BEGIN EXTRACTED DATA
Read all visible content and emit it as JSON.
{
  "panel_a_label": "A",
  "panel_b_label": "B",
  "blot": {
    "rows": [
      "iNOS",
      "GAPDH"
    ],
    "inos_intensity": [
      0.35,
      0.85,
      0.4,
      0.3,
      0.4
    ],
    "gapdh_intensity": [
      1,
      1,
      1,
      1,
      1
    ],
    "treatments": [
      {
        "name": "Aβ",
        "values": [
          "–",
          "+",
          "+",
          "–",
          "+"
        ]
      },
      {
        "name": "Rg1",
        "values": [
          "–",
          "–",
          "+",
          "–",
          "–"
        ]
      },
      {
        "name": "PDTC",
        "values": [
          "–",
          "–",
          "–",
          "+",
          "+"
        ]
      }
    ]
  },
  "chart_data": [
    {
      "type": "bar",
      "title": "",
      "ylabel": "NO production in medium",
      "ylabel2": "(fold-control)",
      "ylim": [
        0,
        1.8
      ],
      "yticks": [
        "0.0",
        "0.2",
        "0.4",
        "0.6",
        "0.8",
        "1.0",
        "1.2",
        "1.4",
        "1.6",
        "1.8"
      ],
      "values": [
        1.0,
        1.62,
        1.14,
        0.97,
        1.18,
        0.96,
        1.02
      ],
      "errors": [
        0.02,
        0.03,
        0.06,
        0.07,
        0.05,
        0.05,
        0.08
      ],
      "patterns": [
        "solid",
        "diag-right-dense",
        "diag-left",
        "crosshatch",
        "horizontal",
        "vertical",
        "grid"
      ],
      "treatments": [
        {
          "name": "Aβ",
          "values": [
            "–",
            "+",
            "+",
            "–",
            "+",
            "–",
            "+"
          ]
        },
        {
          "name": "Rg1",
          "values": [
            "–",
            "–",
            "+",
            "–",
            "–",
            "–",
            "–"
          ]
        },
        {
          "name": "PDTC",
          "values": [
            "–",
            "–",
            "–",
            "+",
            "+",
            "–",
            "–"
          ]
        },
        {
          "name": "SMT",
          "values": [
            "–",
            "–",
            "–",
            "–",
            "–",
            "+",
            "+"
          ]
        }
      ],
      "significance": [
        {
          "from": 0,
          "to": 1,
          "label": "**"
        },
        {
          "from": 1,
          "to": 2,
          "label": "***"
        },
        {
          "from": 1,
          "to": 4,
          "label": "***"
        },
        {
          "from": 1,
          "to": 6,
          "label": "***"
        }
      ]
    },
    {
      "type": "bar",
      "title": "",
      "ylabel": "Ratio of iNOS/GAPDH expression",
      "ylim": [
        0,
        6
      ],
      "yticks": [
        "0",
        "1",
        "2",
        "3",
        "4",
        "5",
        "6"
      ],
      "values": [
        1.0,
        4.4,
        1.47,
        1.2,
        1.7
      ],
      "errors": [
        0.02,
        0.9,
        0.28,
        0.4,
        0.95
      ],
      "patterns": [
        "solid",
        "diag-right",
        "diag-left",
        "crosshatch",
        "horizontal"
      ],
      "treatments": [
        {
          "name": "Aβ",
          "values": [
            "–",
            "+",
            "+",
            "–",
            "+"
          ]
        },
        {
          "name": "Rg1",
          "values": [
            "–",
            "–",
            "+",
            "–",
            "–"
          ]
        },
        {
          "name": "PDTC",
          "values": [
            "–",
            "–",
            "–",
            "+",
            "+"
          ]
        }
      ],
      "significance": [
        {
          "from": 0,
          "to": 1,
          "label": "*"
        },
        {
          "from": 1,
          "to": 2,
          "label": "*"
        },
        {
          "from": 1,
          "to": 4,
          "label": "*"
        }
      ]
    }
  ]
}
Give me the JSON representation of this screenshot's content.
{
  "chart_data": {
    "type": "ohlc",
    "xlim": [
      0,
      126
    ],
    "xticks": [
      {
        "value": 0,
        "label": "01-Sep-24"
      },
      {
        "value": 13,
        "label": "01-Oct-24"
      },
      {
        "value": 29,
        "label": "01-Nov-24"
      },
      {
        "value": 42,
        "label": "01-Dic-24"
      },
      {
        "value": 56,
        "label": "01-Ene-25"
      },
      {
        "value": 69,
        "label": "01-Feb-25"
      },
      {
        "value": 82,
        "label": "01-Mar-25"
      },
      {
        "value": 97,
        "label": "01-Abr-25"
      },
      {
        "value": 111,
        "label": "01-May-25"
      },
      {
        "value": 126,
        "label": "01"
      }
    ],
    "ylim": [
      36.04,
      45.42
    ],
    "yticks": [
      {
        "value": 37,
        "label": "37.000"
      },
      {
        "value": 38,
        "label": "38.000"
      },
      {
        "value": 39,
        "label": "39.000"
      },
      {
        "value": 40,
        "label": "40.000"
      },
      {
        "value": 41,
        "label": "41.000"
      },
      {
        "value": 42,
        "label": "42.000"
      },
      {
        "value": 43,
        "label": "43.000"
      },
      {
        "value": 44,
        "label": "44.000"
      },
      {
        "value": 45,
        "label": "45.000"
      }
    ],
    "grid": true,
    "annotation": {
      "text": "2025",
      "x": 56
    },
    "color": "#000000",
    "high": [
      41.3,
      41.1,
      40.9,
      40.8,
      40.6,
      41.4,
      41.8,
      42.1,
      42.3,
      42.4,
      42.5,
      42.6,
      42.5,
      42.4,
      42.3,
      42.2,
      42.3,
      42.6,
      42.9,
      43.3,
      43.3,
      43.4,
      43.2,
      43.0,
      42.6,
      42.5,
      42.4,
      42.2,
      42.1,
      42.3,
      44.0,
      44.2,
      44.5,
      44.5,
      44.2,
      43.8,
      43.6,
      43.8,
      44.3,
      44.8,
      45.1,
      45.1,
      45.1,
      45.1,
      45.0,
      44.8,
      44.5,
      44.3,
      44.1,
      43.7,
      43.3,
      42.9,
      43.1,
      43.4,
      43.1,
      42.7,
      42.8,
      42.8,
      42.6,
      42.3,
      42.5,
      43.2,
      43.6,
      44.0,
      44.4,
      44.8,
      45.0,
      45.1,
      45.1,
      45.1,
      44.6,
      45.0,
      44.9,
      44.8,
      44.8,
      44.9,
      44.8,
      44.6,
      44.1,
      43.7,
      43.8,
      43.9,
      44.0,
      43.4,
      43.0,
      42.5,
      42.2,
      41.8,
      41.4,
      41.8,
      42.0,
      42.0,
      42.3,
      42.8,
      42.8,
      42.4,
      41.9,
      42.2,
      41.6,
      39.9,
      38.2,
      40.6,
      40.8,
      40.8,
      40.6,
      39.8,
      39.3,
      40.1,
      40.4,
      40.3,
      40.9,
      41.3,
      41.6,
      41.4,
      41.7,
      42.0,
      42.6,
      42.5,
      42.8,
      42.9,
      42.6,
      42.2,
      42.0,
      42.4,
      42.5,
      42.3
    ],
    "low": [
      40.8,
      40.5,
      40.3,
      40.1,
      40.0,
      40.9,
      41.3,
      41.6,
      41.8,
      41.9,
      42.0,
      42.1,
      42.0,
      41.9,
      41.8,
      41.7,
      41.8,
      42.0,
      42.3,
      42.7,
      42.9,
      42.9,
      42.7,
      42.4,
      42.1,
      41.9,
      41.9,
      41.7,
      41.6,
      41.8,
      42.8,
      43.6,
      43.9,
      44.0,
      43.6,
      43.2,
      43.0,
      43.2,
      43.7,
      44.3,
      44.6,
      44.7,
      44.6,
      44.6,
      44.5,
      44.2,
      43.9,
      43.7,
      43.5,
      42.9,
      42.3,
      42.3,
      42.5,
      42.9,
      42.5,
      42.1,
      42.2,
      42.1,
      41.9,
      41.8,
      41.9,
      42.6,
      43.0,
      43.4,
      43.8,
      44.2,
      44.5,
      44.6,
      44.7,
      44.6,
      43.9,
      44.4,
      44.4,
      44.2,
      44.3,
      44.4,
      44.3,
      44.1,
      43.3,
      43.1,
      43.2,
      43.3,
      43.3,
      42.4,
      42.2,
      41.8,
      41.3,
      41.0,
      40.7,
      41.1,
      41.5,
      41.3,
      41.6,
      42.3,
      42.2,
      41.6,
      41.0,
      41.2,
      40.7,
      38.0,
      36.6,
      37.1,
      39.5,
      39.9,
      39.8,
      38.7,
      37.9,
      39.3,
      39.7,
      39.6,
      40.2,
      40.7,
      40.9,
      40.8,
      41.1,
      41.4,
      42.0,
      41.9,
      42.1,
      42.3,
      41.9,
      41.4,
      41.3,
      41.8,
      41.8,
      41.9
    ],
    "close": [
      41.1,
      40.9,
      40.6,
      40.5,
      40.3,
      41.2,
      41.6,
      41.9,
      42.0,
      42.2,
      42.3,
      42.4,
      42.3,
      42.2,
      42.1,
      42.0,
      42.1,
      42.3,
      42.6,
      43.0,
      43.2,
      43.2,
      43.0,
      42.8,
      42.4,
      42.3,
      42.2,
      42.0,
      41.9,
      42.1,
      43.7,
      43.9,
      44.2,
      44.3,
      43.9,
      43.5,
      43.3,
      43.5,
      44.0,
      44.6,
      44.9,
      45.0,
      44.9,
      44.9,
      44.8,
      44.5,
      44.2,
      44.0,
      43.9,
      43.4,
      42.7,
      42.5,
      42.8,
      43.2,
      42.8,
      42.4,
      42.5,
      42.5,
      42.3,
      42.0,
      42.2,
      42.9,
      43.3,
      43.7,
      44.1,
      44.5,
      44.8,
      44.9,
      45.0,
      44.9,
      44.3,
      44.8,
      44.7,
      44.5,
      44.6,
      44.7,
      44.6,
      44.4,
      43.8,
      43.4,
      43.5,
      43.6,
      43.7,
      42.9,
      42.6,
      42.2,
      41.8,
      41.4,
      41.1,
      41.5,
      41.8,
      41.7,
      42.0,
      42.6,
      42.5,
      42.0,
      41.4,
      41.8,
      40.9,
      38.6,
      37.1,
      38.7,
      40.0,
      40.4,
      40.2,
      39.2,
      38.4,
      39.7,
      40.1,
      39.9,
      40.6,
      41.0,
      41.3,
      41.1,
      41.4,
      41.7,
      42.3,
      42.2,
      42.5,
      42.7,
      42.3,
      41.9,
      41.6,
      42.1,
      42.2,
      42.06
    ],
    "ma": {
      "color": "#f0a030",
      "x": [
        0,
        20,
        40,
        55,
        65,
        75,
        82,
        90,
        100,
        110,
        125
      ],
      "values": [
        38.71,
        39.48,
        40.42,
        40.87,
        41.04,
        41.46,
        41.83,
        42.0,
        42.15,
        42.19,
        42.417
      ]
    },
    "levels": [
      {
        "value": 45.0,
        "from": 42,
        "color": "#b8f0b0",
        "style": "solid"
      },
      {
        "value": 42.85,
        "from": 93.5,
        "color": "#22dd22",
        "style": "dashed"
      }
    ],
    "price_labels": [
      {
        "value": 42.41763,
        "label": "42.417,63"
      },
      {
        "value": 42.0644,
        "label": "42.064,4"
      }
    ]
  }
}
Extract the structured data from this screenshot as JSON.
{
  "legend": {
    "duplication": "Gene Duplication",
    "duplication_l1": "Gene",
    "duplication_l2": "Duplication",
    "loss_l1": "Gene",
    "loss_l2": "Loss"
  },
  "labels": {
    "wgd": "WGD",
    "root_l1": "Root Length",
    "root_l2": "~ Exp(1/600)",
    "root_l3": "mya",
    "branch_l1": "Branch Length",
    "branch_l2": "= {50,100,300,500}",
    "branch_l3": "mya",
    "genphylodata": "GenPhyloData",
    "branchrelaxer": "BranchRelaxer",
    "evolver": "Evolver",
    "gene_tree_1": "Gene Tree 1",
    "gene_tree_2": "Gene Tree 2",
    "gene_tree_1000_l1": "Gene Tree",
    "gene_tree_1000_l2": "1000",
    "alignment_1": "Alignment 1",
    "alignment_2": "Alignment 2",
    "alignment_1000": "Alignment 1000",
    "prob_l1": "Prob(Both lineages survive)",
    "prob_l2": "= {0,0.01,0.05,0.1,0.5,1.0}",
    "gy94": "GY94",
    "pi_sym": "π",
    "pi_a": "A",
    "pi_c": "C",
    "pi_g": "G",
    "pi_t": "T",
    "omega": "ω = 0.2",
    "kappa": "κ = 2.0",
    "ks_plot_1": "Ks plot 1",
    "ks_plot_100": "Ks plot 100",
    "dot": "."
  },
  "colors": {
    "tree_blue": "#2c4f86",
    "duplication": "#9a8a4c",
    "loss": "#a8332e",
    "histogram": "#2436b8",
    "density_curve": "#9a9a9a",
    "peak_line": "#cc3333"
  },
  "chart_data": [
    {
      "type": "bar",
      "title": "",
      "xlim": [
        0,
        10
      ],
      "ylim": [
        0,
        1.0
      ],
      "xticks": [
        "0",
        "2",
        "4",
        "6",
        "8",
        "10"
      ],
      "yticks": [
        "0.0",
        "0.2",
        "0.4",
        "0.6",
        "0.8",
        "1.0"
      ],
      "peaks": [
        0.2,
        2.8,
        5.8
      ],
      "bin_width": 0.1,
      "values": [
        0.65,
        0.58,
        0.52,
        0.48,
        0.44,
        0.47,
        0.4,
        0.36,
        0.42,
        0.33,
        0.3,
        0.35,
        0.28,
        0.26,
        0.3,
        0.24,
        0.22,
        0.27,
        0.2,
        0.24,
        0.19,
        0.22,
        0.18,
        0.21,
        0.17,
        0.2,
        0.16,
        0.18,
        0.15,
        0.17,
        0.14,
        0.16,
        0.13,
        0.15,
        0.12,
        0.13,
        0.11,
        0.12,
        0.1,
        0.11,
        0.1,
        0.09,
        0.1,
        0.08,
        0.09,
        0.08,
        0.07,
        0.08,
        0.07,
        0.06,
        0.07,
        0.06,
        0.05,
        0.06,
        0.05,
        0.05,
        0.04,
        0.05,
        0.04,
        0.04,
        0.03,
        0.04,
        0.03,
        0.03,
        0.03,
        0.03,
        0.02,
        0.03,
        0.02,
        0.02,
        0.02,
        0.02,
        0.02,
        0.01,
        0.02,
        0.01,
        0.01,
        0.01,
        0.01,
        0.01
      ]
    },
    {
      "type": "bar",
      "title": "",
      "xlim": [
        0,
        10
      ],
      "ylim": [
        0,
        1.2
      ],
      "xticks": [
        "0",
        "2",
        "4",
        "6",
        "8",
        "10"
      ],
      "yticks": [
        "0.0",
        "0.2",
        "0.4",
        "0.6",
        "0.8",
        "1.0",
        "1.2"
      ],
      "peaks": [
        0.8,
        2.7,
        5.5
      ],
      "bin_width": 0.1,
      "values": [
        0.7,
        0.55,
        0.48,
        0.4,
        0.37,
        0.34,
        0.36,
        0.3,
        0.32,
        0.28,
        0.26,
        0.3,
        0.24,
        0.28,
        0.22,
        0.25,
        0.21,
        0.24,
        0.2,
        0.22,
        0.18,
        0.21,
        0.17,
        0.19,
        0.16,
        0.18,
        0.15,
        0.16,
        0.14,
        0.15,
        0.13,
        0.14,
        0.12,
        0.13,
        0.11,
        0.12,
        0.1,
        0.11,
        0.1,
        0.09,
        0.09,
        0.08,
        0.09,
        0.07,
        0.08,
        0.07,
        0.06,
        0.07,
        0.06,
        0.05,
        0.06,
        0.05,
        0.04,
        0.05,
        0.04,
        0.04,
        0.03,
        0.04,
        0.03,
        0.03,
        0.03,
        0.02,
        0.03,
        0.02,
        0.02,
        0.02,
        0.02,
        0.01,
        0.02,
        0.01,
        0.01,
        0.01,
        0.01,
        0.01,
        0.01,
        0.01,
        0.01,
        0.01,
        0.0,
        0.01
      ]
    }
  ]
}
END EXTRACTED DATA
▶ WHAT IS REQUIRED
Check the data for the word "content" and pull out the lines that have it.

▶ EXERCISE ANSWER
Read all visible content and emit it as JSON.
Give me the JSON representation of this screenshot's content.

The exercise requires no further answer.